## Directive
Tally the lines holding the word "odbywania" and state the count by itself.

## The records
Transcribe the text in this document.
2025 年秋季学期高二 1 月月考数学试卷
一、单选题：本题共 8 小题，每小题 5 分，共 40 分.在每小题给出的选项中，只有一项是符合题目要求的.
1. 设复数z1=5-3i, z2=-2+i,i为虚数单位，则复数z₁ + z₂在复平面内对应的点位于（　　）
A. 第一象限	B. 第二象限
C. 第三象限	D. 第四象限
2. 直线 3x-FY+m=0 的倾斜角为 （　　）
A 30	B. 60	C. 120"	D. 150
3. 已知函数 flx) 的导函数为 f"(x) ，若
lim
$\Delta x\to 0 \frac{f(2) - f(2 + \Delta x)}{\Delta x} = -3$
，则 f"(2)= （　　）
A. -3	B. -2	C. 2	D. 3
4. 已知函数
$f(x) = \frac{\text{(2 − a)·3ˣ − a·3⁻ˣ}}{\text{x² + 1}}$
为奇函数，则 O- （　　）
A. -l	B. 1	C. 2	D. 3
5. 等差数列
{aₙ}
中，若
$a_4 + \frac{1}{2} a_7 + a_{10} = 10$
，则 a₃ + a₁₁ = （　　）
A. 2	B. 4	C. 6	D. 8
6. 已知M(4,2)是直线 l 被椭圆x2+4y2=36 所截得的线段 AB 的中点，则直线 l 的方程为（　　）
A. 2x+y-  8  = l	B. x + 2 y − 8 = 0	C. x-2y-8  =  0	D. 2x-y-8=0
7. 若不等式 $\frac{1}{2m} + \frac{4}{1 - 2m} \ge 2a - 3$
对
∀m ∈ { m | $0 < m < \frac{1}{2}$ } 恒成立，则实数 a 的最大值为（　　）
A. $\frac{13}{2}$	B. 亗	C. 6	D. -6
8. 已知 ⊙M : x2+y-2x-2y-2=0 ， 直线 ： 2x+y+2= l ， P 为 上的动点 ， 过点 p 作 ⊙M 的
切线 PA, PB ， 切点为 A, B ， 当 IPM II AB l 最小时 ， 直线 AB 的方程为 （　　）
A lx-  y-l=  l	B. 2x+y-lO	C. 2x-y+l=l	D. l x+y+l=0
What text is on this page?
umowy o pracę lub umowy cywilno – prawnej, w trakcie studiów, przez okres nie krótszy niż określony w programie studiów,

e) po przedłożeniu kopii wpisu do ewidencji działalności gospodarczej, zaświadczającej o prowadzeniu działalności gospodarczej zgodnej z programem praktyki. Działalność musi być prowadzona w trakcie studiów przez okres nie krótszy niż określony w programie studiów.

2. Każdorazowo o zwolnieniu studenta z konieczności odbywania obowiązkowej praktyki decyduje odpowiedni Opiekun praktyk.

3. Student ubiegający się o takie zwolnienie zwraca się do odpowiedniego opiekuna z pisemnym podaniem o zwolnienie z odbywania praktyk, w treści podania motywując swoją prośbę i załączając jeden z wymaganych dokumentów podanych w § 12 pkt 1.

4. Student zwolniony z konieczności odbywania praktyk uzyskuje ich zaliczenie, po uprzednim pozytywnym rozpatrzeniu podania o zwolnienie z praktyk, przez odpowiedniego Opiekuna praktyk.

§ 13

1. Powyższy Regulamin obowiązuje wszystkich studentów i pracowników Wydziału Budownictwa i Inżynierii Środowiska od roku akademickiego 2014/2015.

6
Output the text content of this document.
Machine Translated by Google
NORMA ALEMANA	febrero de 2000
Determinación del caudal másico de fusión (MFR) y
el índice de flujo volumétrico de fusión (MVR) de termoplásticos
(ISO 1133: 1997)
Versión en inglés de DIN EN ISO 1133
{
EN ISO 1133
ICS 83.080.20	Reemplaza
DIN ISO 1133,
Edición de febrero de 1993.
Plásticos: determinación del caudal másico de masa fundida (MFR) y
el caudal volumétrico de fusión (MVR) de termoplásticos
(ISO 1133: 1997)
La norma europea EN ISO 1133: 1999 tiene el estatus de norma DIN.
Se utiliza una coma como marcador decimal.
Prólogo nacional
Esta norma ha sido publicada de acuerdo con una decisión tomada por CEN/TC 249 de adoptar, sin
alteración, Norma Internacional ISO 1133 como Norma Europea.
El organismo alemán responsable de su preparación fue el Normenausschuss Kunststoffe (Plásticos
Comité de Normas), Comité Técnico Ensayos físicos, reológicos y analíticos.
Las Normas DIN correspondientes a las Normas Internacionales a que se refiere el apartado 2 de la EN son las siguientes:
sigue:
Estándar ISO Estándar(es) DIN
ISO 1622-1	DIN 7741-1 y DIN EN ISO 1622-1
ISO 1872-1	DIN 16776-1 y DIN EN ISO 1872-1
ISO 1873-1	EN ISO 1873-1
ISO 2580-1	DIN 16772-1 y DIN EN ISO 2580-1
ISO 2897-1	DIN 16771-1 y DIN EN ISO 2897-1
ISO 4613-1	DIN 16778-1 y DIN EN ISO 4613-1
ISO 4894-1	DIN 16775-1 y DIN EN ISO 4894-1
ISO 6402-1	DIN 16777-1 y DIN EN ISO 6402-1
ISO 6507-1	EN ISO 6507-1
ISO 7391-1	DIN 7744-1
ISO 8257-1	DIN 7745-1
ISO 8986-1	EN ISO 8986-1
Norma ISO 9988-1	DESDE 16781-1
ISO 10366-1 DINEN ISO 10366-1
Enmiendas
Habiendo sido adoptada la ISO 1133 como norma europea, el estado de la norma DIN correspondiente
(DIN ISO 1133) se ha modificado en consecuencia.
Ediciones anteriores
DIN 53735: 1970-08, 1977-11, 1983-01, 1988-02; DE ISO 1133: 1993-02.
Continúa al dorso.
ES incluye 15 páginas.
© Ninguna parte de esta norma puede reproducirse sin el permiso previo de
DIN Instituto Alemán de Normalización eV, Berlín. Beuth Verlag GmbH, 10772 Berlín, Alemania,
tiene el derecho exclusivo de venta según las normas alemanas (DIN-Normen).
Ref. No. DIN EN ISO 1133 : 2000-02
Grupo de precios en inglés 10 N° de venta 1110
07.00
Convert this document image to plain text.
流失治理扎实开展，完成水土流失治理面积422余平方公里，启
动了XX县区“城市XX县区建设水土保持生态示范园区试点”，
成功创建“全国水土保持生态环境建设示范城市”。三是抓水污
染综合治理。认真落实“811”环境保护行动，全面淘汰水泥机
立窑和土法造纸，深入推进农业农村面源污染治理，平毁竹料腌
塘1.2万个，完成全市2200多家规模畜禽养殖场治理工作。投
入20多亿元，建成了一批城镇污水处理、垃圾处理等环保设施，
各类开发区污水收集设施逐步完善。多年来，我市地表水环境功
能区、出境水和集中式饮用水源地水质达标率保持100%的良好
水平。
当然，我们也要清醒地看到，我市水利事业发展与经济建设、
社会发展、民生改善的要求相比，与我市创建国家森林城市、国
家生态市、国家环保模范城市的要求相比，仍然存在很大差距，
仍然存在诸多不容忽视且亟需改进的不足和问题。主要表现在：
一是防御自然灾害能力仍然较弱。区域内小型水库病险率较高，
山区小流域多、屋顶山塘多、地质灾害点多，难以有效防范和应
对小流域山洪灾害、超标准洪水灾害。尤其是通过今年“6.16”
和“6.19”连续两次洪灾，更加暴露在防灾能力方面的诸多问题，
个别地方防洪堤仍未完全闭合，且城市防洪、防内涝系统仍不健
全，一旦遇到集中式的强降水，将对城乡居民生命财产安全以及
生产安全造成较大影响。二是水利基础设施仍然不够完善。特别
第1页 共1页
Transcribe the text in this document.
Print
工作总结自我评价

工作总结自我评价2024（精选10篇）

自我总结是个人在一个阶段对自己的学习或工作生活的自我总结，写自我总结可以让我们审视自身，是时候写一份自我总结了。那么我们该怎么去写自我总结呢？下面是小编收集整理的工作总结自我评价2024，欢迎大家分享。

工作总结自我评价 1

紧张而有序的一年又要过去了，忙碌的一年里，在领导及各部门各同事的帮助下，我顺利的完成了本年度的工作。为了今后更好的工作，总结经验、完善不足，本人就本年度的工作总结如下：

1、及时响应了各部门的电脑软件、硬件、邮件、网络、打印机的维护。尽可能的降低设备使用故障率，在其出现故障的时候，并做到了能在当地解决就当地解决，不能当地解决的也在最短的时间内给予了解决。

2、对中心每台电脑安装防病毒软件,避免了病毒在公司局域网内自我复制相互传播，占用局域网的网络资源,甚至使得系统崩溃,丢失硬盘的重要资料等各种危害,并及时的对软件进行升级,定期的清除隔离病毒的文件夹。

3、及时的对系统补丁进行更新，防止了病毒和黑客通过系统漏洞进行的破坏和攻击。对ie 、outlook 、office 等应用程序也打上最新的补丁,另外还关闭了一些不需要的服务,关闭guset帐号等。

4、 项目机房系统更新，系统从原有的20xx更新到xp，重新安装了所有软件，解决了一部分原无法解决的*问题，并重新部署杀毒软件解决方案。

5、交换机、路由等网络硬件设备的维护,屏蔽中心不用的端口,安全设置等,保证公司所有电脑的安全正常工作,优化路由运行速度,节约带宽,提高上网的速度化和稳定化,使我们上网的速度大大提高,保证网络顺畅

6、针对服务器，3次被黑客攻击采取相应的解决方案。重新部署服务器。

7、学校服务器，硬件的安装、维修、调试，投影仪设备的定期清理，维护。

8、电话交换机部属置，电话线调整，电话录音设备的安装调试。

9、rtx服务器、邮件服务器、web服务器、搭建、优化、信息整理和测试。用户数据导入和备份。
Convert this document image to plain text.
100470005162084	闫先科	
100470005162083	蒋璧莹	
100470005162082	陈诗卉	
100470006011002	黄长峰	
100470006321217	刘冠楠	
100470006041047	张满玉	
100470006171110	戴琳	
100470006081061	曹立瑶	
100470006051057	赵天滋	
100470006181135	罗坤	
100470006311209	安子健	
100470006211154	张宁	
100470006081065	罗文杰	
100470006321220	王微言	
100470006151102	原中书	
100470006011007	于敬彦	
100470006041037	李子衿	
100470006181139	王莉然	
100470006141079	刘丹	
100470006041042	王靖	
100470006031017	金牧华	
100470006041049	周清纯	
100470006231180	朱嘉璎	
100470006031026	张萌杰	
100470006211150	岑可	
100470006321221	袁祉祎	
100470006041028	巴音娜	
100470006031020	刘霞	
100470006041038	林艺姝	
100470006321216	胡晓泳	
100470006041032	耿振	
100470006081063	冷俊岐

## Task answer
3